Set exercise
Note how many lines in the entries contain the string "Figure", then give that number and nothing else.

Data items:
::::::

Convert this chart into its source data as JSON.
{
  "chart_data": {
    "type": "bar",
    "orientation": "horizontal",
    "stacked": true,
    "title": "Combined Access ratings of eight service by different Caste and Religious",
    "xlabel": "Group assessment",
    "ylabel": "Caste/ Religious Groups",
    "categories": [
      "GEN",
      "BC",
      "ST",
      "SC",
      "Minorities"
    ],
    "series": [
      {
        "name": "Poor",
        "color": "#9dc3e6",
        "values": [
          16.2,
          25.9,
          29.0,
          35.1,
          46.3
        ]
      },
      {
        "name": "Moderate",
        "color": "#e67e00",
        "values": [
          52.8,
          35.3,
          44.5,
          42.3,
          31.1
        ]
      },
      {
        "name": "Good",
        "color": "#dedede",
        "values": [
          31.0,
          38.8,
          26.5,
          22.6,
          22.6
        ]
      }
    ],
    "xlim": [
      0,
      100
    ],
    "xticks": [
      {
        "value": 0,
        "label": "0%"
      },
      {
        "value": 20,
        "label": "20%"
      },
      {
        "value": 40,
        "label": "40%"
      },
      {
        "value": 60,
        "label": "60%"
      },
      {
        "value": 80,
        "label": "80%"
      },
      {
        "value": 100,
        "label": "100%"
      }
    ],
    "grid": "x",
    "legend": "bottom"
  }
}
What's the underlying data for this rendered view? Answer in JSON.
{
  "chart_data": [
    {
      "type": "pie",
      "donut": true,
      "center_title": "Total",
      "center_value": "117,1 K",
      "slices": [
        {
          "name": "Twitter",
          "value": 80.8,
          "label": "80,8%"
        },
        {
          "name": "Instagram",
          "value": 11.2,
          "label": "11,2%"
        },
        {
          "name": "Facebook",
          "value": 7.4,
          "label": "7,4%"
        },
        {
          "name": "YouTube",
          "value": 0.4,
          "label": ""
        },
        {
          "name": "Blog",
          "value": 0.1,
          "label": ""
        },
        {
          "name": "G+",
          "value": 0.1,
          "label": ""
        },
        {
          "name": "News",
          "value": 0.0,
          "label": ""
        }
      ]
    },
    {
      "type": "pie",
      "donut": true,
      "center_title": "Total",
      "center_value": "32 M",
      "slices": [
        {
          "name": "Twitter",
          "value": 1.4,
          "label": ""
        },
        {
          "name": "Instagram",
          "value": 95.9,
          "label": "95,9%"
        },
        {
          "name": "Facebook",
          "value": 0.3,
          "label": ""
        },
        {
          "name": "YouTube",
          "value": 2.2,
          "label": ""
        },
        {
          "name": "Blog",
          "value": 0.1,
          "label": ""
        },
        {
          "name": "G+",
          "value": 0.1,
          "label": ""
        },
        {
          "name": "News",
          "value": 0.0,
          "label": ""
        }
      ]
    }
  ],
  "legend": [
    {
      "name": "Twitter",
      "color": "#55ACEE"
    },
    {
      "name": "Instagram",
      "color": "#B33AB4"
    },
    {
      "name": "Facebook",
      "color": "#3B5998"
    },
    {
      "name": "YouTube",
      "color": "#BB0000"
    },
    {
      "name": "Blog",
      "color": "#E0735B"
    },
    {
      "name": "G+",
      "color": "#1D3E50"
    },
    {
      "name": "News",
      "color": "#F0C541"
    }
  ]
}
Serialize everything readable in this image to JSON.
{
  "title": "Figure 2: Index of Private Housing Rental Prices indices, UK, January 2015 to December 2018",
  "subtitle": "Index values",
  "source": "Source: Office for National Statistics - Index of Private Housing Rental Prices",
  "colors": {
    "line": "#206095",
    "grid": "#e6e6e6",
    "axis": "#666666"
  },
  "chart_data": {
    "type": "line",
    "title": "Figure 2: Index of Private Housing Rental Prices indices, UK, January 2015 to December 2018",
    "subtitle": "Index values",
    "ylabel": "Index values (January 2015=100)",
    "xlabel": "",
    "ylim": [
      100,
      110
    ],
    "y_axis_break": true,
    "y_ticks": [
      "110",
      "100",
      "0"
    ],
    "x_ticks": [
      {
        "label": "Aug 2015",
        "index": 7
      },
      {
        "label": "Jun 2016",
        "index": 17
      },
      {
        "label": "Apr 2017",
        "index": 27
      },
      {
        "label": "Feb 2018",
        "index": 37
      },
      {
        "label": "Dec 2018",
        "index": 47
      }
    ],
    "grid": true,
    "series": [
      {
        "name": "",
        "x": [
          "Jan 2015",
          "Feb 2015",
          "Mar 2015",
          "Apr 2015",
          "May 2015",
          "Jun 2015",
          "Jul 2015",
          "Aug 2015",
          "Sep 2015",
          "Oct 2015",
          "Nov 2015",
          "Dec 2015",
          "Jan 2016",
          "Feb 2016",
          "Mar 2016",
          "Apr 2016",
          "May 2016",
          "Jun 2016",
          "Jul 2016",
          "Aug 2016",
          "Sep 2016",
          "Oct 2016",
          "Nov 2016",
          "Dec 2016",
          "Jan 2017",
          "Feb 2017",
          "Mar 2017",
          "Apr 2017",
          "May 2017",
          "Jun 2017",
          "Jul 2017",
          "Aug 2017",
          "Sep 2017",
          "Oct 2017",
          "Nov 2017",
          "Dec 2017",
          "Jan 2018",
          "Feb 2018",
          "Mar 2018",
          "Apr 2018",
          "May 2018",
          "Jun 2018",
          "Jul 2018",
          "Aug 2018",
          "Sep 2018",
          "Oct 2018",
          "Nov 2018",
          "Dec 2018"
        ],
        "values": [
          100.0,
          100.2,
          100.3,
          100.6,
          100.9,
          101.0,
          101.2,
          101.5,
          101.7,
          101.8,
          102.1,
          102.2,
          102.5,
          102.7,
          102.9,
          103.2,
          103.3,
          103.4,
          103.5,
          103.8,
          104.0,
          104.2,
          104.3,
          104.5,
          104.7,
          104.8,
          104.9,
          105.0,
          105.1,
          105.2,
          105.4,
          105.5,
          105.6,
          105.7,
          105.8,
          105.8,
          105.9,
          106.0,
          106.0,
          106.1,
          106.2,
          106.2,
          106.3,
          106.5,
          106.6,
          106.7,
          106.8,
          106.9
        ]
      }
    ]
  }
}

::::::

Exercise output
2